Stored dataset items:
────────────────────────────────────────

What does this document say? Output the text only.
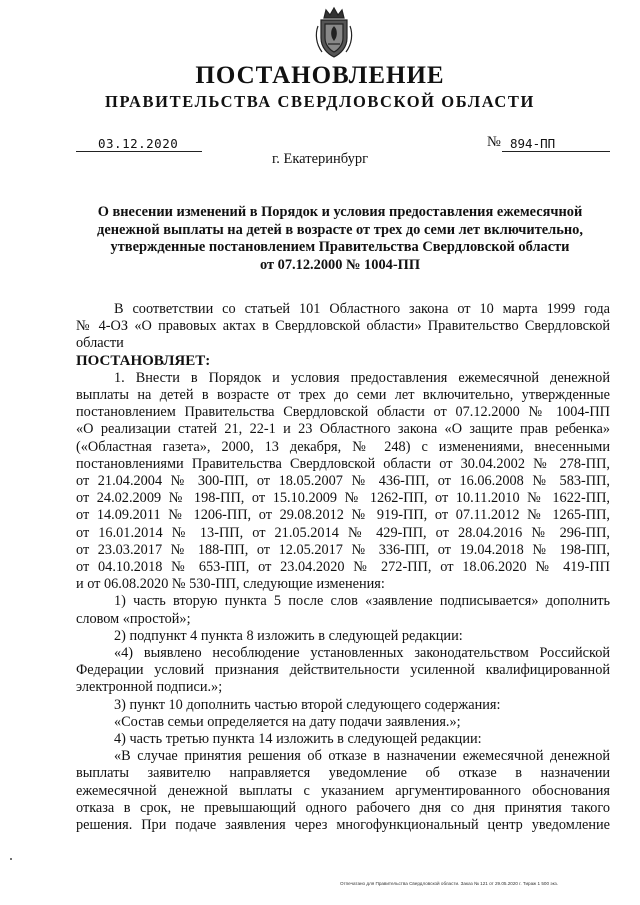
ПОСТАНОВЛЕНИЕ
ПРАВИТЕЛЬСТВА СВЕРДЛОВСКОЙ ОБЛАСТИ
03.12.2020	№ 894-ПП
г. Екатеринбург
О внесении изменений в Порядок и условия предоставления ежемесячной
денежной выплаты на детей в возрасте от трех до семи лет включительно,
утвержденные постановлением Правительства Свердловской области
от 07.12.2000 № 1004-ПП

В соответствии со статьей 101 Областного закона от 10 марта 1999 года

№ 4-ОЗ «О правовых актах в Свердловской области» Правительство Свердловской

области

ПОСТАНОВЛЯЕТ:

1. Внести в Порядок и условия предоставления ежемесячной денежной

выплаты на детей в возрасте от трех до семи лет включительно, утвержденные

постановлением Правительства Свердловской области от 07.12.2000 № 1004-ПП

«О реализации статей 21, 22-1 и 23 Областного закона «О защите прав ребенка»

(«Областная газета», 2000, 13 декабря, № 248) с изменениями, внесенными

постановлениями Правительства Свердловской области от 30.04.2002 № 278-ПП,

от 21.04.2004 № 300-ПП, от 18.05.2007 № 436-ПП, от 16.06.2008 № 583-ПП,

от 24.02.2009 № 198-ПП, от 15.10.2009 № 1262-ПП, от 10.11.2010 № 1622-ПП,

от 14.09.2011 № 1206-ПП, от 29.08.2012 № 919-ПП, от 07.11.2012 № 1265-ПП,

от 16.01.2014 № 13-ПП, от 21.05.2014 № 429-ПП, от 28.04.2016 № 296-ПП,

от 23.03.2017 № 188-ПП, от 12.05.2017 № 336-ПП, от 19.04.2018 № 198-ПП,

от 04.10.2018 № 653-ПП, от 23.04.2020 № 272-ПП, от 18.06.2020 № 419-ПП

и от 06.08.2020 № 530-ПП, следующие изменения:

1) часть вторую пункта 5 после слов «заявление подписывается» дополнить

словом «простой»;

2) подпункт 4 пункта 8 изложить в следующей редакции:

«4) выявлено несоблюдение установленных законодательством Российской

Федерации условий признания действительности усиленной квалифицированной

электронной подписи.»;

3) пункт 10 дополнить частью второй следующего содержания:

«Состав семьи определяется на дату подачи заявления.»;

4) часть третью пункта 14 изложить в следующей редакции:

«В случае принятия решения об отказе в назначении ежемесячной денежной

выплаты заявителю направляется уведомление об отказе в назначении

ежемесячной денежной выплаты с указанием аргументированного обоснования

отказа в срок, не превышающий одного рабочего дня со дня принятия такого

решения. При подаче заявления через многофункциональный центр уведомление

Отпечатано для Правительства Свердловской области. Заказ № 121 от 29.05.2020 г. Тираж 1 500 экз.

────────────────────────────────────────

WORK TO BE COMPLETED
Look through the entries above; copy every line holding the string "возрасте".

TASK ANSWER
денежной выплаты на детей в возрасте от трех до семи лет включительно,
выплаты на детей в возрасте от трех до семи лет включительно, утвержденные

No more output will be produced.